>> Begin Information given

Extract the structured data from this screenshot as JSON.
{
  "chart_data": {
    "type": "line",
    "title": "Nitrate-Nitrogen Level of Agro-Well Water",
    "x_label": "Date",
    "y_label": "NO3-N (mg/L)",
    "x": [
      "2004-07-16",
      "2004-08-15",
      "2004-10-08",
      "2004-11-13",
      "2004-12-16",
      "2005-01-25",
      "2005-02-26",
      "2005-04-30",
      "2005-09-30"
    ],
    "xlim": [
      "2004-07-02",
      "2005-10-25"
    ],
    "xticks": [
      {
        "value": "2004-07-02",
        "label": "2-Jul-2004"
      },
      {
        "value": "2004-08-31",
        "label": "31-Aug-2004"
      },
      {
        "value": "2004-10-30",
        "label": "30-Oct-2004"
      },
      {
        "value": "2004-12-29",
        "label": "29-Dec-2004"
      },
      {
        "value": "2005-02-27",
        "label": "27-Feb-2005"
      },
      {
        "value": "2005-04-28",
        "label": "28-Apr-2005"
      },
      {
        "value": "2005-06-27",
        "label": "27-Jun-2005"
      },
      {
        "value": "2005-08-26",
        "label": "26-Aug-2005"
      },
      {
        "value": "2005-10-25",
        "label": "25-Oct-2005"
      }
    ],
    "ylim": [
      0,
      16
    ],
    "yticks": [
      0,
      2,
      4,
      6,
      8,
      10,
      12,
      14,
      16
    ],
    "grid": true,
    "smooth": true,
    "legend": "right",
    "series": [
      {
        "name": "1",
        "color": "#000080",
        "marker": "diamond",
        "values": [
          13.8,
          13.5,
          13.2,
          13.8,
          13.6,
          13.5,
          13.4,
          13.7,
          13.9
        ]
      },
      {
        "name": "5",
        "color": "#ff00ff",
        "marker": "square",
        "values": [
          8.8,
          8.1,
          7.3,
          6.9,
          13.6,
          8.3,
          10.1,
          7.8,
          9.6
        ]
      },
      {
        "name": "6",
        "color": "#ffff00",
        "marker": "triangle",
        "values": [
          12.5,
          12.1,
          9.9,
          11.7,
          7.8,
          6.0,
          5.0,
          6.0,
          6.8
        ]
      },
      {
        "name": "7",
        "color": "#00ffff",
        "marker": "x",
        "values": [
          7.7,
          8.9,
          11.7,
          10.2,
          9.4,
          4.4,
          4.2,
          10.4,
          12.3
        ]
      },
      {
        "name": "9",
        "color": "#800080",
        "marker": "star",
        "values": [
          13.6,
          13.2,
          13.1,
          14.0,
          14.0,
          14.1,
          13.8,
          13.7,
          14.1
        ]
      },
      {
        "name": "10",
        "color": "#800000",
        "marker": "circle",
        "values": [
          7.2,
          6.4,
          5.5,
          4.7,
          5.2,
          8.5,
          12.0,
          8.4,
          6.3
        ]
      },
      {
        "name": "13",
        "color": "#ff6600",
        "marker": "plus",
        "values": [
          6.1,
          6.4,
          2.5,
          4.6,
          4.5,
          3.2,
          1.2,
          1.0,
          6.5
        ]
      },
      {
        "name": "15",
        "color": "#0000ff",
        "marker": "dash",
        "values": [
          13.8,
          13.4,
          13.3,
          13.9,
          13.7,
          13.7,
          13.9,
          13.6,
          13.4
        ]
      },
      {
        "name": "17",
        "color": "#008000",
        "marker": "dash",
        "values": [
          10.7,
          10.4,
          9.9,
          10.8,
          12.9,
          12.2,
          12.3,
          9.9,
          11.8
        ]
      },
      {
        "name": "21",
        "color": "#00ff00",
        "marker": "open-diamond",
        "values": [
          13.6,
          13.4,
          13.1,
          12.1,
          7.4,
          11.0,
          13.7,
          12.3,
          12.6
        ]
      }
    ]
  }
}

>> End Information given

# The problem
Each record above should be returned exactly as it appears.

# Final result
Extract the structured data from this screenshot as JSON.
{
  "chart_data": {
    "type": "line",
    "title": "Nitrate-Nitrogen Level of Agro-Well Water",
    "x_label": "Date",
    "y_label": "NO3-N (mg/L)",
    "x": [
      "2004-07-16",
      "2004-08-15",
      "2004-10-08",
      "2004-11-13",
      "2004-12-16",
      "2005-01-25",
      "2005-02-26",
      "2005-04-30",
      "2005-09-30"
    ],
    "xlim": [
      "2004-07-02",
      "2005-10-25"
    ],
    "xticks": [
      {
        "value": "2004-07-02",
        "label": "2-Jul-2004"
      },
      {
        "value": "2004-08-31",
        "label": "31-Aug-2004"
      },
      {
        "value": "2004-10-30",
        "label": "30-Oct-2004"
      },
      {
        "value": "2004-12-29",
        "label": "29-Dec-2004"
      },
      {
        "value": "2005-02-27",
        "label": "27-Feb-2005"
      },
      {
        "value": "2005-04-28",
        "label": "28-Apr-2005"
      },
      {
        "value": "2005-06-27",
        "label": "27-Jun-2005"
      },
      {
        "value": "2005-08-26",
        "label": "26-Aug-2005"
      },
      {
        "value": "2005-10-25",
        "label": "25-Oct-2005"
      }
    ],
    "ylim": [
      0,
      16
    ],
    "yticks": [
      0,
      2,
      4,
      6,
      8,
      10,
      12,
      14,
      16
    ],
    "grid": true,
    "smooth": true,
    "legend": "right",
    "series": [
      {
        "name": "1",
        "color": "#000080",
        "marker": "diamond",
        "values": [
          13.8,
          13.5,
          13.2,
          13.8,
          13.6,
          13.5,
          13.4,
          13.7,
          13.9
        ]
      },
      {
        "name": "5",
        "color": "#ff00ff",
        "marker": "square",
        "values": [
          8.8,
          8.1,
          7.3,
          6.9,
          13.6,
          8.3,
          10.1,
          7.8,
          9.6
        ]
      },
      {
        "name": "6",
        "color": "#ffff00",
        "marker": "triangle",
        "values": [
          12.5,
          12.1,
          9.9,
          11.7,
          7.8,
          6.0,
          5.0,
          6.0,
          6.8
        ]
      },
      {
        "name": "7",
        "color": "#00ffff",
        "marker": "x",
        "values": [
          7.7,
          8.9,
          11.7,
          10.2,
          9.4,
          4.4,
          4.2,
          10.4,
          12.3
        ]
      },
      {
        "name": "9",
        "color": "#800080",
        "marker": "star",
        "values": [
          13.6,
          13.2,
          13.1,
          14.0,
          14.0,
          14.1,
          13.8,
          13.7,
          14.1
        ]
      },
      {
        "name": "10",
        "color": "#800000",
        "marker": "circle",
        "values": [
          7.2,
          6.4,
          5.5,
          4.7,
          5.2,
          8.5,
          12.0,
          8.4,
          6.3
        ]
      },
      {
        "name": "13",
        "color": "#ff6600",
        "marker": "plus",
        "values": [
          6.1,
          6.4,
          2.5,
          4.6,
          4.5,
          3.2,
          1.2,
          1.0,
          6.5
        ]
      },
      {
        "name": "15",
        "color": "#0000ff",
        "marker": "dash",
        "values": [
          13.8,
          13.4,
          13.3,
          13.9,
          13.7,
          13.7,
          13.9,
          13.6,
          13.4
        ]
      },
      {
        "name": "17",
        "color": "#008000",
        "marker": "dash",
        "values": [
          10.7,
          10.4,
          9.9,
          10.8,
          12.9,
          12.2,
          12.3,
          9.9,
          11.8
        ]
      },
      {
        "name": "21",
        "color": "#00ff00",
        "marker": "open-diamond",
        "values": [
          13.6,
          13.4,
          13.1,
          12.1,
          7.4,
          11.0,
          13.7,
          12.3,
          12.6
        ]
      }
    ]
  }
}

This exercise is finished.